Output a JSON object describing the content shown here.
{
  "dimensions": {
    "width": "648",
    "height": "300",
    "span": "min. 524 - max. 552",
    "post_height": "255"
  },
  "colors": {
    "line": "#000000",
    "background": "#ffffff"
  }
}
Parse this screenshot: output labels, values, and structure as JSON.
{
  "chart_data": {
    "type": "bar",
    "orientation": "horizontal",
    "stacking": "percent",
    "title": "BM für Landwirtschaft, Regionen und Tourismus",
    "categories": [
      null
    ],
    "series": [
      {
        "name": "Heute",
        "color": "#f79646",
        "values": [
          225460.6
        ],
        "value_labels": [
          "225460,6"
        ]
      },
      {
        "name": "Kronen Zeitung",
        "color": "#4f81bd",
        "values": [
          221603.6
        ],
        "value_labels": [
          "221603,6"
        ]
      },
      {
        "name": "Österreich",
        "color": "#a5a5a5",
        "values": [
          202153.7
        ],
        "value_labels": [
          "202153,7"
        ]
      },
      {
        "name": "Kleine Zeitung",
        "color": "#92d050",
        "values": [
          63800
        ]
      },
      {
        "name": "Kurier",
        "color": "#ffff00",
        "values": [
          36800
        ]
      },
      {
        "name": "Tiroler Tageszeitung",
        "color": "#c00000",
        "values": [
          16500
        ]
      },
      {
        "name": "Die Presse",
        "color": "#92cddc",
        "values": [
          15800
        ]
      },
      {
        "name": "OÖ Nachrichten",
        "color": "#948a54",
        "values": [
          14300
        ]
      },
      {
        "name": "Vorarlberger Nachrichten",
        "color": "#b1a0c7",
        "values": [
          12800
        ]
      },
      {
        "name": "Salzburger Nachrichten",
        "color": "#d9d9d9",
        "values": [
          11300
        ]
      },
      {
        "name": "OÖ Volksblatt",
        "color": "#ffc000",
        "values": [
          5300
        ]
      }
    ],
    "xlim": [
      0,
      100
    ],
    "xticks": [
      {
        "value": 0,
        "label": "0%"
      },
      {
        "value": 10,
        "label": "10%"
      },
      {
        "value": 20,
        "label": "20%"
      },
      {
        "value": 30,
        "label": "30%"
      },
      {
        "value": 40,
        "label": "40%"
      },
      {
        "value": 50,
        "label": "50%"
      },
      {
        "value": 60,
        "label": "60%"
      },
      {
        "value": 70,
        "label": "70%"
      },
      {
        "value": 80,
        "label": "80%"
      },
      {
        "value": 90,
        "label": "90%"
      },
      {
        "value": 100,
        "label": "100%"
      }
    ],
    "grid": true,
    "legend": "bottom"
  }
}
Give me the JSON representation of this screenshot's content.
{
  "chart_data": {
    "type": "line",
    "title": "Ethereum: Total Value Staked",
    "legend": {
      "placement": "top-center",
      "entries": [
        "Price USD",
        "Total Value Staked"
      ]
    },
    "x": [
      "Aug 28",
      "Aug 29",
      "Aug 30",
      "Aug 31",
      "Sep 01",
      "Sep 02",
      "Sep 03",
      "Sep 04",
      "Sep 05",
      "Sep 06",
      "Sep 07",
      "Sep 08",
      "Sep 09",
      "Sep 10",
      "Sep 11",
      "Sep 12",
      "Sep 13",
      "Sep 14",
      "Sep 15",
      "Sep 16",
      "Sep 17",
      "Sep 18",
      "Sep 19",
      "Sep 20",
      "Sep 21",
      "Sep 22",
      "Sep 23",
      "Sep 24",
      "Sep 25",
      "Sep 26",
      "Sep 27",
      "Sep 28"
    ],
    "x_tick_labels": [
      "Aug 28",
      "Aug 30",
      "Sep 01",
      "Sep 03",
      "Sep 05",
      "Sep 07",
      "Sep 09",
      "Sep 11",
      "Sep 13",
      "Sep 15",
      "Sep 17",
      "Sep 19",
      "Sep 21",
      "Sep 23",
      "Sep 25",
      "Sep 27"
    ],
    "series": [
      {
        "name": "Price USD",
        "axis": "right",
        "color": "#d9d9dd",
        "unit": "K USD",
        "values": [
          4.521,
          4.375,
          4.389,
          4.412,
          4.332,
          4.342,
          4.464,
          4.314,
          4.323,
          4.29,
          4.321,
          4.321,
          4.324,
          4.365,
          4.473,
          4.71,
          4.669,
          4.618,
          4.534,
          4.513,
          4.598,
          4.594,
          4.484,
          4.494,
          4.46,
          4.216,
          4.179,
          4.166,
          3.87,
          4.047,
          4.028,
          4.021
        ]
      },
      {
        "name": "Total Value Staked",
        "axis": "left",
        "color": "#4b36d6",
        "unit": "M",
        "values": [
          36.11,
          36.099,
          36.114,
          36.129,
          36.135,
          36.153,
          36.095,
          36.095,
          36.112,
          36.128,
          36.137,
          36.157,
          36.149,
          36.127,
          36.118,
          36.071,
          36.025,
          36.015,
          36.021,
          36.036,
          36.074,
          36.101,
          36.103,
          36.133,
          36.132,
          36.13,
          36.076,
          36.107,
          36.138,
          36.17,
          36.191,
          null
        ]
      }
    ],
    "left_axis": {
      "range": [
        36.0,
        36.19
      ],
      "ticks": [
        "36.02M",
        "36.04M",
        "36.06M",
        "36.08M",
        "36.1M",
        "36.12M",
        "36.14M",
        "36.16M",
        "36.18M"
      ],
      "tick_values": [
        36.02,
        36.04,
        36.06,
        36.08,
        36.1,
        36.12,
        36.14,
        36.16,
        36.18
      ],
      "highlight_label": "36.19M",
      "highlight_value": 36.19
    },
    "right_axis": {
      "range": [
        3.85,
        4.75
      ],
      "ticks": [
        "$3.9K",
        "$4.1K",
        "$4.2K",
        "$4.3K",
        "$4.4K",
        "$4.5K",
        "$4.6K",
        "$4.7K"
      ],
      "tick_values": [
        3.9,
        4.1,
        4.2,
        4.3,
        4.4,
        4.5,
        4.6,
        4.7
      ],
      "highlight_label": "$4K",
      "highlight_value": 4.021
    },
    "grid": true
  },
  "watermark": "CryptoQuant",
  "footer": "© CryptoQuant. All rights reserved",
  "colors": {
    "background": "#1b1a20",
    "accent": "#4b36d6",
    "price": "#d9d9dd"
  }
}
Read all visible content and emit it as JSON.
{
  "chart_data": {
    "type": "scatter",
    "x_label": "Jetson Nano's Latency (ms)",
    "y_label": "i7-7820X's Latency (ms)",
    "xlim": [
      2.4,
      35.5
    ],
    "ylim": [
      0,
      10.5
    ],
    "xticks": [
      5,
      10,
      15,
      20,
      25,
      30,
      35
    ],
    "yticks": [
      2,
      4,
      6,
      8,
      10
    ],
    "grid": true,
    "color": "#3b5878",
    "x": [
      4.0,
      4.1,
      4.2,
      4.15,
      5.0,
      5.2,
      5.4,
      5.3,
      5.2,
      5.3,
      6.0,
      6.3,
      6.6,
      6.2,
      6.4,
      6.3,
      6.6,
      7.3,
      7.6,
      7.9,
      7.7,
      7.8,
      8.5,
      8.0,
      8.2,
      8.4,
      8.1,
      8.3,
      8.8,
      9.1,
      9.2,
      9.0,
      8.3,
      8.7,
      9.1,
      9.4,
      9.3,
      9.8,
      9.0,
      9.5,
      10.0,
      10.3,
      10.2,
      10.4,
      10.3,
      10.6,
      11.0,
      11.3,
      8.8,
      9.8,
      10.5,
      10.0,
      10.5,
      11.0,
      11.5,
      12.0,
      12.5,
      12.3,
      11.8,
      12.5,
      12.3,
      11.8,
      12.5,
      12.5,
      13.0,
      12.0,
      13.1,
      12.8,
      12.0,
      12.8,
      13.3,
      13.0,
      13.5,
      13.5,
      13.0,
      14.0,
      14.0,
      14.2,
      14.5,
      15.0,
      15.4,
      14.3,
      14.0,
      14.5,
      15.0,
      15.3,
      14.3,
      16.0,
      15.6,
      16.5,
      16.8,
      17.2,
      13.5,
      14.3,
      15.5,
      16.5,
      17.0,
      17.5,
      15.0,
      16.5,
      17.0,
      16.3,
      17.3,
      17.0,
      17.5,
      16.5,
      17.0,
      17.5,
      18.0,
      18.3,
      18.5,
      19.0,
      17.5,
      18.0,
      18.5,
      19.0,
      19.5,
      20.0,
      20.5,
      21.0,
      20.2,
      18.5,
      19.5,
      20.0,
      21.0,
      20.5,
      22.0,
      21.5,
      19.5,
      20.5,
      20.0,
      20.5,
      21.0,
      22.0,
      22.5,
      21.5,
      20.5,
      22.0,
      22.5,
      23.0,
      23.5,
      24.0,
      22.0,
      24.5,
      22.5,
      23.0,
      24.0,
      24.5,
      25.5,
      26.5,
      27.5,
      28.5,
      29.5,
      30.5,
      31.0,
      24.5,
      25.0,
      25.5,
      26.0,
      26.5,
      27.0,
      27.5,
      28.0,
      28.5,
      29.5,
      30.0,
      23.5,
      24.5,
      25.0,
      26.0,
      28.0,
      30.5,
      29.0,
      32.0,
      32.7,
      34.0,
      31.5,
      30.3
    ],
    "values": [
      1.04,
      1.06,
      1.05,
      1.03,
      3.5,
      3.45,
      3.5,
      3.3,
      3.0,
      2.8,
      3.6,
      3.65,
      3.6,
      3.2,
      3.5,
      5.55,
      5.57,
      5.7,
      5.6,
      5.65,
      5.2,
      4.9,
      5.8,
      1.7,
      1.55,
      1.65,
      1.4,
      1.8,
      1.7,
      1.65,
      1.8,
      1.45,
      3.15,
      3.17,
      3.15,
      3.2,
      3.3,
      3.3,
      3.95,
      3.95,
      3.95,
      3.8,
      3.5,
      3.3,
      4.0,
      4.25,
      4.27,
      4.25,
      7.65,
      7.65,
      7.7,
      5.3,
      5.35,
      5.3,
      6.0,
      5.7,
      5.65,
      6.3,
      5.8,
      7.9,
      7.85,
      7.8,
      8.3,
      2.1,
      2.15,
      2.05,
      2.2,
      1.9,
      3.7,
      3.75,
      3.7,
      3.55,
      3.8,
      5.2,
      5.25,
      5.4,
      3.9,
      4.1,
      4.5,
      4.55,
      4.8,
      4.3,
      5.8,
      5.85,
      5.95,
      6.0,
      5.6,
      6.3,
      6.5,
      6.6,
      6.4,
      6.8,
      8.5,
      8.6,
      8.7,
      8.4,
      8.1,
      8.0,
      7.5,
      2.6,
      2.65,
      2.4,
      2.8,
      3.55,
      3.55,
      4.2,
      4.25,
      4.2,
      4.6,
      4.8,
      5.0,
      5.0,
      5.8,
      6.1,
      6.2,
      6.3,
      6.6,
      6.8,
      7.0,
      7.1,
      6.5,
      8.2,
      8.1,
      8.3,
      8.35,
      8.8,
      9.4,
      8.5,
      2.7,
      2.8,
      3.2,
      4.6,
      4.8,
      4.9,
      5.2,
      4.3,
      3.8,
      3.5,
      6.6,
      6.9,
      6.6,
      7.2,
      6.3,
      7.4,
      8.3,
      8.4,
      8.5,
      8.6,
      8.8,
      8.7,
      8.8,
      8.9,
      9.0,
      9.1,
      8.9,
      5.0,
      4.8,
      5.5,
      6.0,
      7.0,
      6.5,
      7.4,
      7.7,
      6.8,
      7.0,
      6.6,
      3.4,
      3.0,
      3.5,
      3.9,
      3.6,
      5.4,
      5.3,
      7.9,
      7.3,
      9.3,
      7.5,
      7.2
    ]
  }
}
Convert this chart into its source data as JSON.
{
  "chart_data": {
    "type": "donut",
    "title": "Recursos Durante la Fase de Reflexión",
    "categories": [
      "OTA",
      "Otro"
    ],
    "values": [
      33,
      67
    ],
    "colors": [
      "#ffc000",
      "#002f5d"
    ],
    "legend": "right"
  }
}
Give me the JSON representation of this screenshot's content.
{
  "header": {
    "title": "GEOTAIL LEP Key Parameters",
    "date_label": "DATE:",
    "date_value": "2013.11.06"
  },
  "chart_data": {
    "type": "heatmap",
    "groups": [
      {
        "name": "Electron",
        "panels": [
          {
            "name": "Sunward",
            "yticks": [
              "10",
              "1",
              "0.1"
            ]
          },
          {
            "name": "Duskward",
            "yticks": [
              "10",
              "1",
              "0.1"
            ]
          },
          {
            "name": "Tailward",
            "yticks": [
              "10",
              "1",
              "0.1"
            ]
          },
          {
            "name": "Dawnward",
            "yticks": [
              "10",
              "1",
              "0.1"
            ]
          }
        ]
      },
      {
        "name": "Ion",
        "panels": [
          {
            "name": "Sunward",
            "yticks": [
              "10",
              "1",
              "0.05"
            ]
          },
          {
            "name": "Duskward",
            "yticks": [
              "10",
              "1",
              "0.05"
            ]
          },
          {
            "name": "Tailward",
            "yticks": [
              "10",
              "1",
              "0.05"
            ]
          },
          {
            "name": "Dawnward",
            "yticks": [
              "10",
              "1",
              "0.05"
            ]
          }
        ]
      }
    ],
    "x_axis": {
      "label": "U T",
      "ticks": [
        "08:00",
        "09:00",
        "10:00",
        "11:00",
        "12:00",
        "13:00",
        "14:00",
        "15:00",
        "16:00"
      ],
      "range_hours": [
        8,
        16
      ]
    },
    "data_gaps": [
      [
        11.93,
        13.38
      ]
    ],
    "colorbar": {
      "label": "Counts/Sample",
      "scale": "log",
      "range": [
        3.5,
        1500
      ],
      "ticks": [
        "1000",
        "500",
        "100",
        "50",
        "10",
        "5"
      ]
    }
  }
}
******
Written request: Where does the word "Nachrichten" appear? Return each line that holds it.

Task output:
        "name": "OÖ Nachrichten",
        "name": "Vorarlberger Nachrichten",
        "name": "Salzburger Nachrichten",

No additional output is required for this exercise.